Retype every one of the entries below, keeping each line precisely as it appears.

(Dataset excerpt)
>>
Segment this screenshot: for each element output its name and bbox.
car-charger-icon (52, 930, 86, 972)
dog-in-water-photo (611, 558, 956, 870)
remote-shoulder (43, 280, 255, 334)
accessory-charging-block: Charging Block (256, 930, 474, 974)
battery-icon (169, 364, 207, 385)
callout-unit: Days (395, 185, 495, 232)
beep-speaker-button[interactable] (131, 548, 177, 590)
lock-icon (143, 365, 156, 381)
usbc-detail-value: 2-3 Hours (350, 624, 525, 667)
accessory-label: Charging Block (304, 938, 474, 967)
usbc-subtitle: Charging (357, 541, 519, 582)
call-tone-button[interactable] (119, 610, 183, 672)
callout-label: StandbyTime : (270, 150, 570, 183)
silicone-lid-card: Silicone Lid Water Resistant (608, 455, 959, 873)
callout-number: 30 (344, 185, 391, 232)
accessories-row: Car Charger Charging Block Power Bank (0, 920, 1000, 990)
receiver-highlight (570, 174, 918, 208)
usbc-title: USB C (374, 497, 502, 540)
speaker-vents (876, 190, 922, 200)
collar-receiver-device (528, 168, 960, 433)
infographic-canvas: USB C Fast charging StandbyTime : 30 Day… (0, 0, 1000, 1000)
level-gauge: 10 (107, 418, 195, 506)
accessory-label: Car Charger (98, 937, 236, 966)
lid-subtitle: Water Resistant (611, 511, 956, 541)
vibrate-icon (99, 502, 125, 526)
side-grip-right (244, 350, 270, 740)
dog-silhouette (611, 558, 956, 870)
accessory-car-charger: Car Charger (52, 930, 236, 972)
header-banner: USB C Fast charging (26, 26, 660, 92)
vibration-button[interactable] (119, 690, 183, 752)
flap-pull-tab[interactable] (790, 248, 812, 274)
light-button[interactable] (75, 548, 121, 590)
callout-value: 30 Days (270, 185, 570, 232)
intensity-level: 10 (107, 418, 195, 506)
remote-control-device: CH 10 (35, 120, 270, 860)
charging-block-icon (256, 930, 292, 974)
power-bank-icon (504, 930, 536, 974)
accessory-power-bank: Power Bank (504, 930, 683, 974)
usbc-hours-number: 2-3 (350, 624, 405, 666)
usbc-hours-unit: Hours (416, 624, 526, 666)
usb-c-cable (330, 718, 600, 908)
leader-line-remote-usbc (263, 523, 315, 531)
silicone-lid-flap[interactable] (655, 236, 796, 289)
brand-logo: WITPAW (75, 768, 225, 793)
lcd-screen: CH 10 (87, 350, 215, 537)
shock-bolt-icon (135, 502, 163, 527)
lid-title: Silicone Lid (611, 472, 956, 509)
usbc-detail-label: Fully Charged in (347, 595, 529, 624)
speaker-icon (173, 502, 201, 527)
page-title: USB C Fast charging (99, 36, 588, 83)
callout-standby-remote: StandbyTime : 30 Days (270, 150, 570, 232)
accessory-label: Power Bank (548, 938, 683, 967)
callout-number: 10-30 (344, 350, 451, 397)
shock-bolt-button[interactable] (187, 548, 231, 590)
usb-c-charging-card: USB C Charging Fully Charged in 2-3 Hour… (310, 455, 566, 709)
<<
### Solution for this exercise
Segment this screenshot: for each element output its name and bbox.
car-charger-icon (52, 930, 86, 972)
dog-in-water-photo (611, 558, 956, 870)
remote-shoulder (43, 280, 255, 334)
accessory-charging-block: Charging Block (256, 930, 474, 974)
battery-icon (169, 364, 207, 385)
callout-unit: Days (395, 185, 495, 232)
beep-speaker-button[interactable] (131, 548, 177, 590)
lock-icon (143, 365, 156, 381)
usbc-detail-value: 2-3 Hours (350, 624, 525, 667)
accessory-label: Charging Block (304, 938, 474, 967)
usbc-subtitle: Charging (357, 541, 519, 582)
call-tone-button[interactable] (119, 610, 183, 672)
callout-label: StandbyTime : (270, 150, 570, 183)
silicone-lid-card: Silicone Lid Water Resistant (608, 455, 959, 873)
callout-number: 30 (344, 185, 391, 232)
accessories-row: Car Charger Charging Block Power Bank (0, 920, 1000, 990)
receiver-highlight (570, 174, 918, 208)
usbc-title: USB C (374, 497, 502, 540)
speaker-vents (876, 190, 922, 200)
collar-receiver-device (528, 168, 960, 433)
infographic-canvas: USB C Fast charging StandbyTime : 30 Day… (0, 0, 1000, 1000)
level-gauge: 10 (107, 418, 195, 506)
accessory-label: Car Charger (98, 937, 236, 966)
lid-subtitle: Water Resistant (611, 511, 956, 541)
vibrate-icon (99, 502, 125, 526)
side-grip-right (244, 350, 270, 740)
dog-silhouette (611, 558, 956, 870)
accessory-car-charger: Car Charger (52, 930, 236, 972)
header-banner: USB C Fast charging (26, 26, 660, 92)
vibration-button[interactable] (119, 690, 183, 752)
flap-pull-tab[interactable] (790, 248, 812, 274)
light-button[interactable] (75, 548, 121, 590)
callout-value: 30 Days (270, 185, 570, 232)
intensity-level: 10 (107, 418, 195, 506)
remote-control-device: CH 10 (35, 120, 270, 860)
charging-block-icon (256, 930, 292, 974)
power-bank-icon (504, 930, 536, 974)
accessory-power-bank: Power Bank (504, 930, 683, 974)
usbc-hours-number: 2-3 (350, 624, 405, 666)
usbc-hours-unit: Hours (416, 624, 526, 666)
usb-c-cable (330, 718, 600, 908)
leader-line-remote-usbc (263, 523, 315, 531)
silicone-lid-flap[interactable] (655, 236, 796, 289)
brand-logo: WITPAW (75, 768, 225, 793)
lcd-screen: CH 10 (87, 350, 215, 537)
shock-bolt-icon (135, 502, 163, 527)
lid-title: Silicone Lid (611, 472, 956, 509)
usbc-detail-label: Fully Charged in (347, 595, 529, 624)
speaker-icon (173, 502, 201, 527)
page-title: USB C Fast charging (99, 36, 588, 83)
callout-standby-remote: StandbyTime : 30 Days (270, 150, 570, 232)
accessory-label: Power Bank (548, 938, 683, 967)
callout-number: 10-30 (344, 350, 451, 397)
shock-bolt-button[interactable] (187, 548, 231, 590)
usb-c-charging-card: USB C Charging Fully Charged in 2-3 Hour… (310, 455, 566, 709)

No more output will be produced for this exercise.